>> Start Given records
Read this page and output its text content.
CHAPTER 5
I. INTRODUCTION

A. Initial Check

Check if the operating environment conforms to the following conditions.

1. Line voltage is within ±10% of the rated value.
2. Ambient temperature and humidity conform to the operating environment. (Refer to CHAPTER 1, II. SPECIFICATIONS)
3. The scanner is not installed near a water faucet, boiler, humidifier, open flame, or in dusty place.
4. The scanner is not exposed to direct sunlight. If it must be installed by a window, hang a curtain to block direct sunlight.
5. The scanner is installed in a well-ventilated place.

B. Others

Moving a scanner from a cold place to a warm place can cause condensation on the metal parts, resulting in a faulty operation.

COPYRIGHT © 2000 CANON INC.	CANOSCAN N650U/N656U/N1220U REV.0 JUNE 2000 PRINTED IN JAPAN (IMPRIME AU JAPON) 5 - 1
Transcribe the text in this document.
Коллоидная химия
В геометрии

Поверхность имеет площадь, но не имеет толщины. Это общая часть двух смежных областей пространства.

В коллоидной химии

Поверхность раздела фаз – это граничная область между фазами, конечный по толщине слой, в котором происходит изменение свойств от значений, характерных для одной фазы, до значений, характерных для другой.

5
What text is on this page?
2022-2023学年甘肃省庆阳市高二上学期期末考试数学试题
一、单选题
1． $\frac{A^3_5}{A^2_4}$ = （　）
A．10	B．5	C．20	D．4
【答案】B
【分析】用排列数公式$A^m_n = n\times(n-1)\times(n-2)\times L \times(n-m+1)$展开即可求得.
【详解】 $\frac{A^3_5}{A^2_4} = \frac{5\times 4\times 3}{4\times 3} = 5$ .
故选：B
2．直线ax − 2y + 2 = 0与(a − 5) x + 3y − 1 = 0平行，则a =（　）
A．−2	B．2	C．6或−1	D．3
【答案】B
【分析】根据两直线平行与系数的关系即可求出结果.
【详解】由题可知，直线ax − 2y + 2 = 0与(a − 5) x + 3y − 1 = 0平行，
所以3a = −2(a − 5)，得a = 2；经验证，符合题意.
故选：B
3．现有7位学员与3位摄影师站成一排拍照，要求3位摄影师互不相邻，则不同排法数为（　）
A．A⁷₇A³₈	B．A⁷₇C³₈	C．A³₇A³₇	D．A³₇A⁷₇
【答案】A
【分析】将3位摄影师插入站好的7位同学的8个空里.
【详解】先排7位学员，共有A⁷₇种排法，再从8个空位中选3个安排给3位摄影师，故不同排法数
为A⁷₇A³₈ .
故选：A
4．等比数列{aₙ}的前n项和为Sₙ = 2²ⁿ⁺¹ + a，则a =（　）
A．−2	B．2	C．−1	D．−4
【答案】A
>> End Given records
# What is expected
Output exactly the lines above, from the one holding "Transcribe the text in this document." through the end of the data, including the first and last.

# Task response
Transcribe the text in this document.
Коллоидная химия
В геометрии

Поверхность имеет площадь, но не имеет толщины. Это общая часть двух смежных областей пространства.

В коллоидной химии

Поверхность раздела фаз – это граничная область между фазами, конечный по толщине слой, в котором происходит изменение свойств от значений, характерных для одной фазы, до значений, характерных для другой.

5
What text is on this page?
2022-2023学年甘肃省庆阳市高二上学期期末考试数学试题
一、单选题
1． $\frac{A^3_5}{A^2_4}$ = （　）
A．10	B．5	C．20	D．4
【答案】B
【分析】用排列数公式$A^m_n = n\times(n-1)\times(n-2)\times L \times(n-m+1)$展开即可求得.
【详解】 $\frac{A^3_5}{A^2_4} = \frac{5\times 4\times 3}{4\times 3} = 5$ .
故选：B
2．直线ax − 2y + 2 = 0与(a − 5) x + 3y − 1 = 0平行，则a =（　）
A．−2	B．2	C．6或−1	D．3
【答案】B
【分析】根据两直线平行与系数的关系即可求出结果.
【详解】由题可知，直线ax − 2y + 2 = 0与(a − 5) x + 3y − 1 = 0平行，
所以3a = −2(a − 5)，得a = 2；经验证，符合题意.
故选：B
3．现有7位学员与3位摄影师站成一排拍照，要求3位摄影师互不相邻，则不同排法数为（　）
A．A⁷₇A³₈	B．A⁷₇C³₈	C．A³₇A³₇	D．A³₇A⁷₇
【答案】A
【分析】将3位摄影师插入站好的7位同学的8个空里.
【详解】先排7位学员，共有A⁷₇种排法，再从8个空位中选3个安排给3位摄影师，故不同排法数
为A⁷₇A³₈ .
故选：A
4．等比数列{aₙ}的前n项和为Sₙ = 2²ⁿ⁺¹ + a，则a =（　）
A．−2	B．2	C．−1	D．−4
【答案】A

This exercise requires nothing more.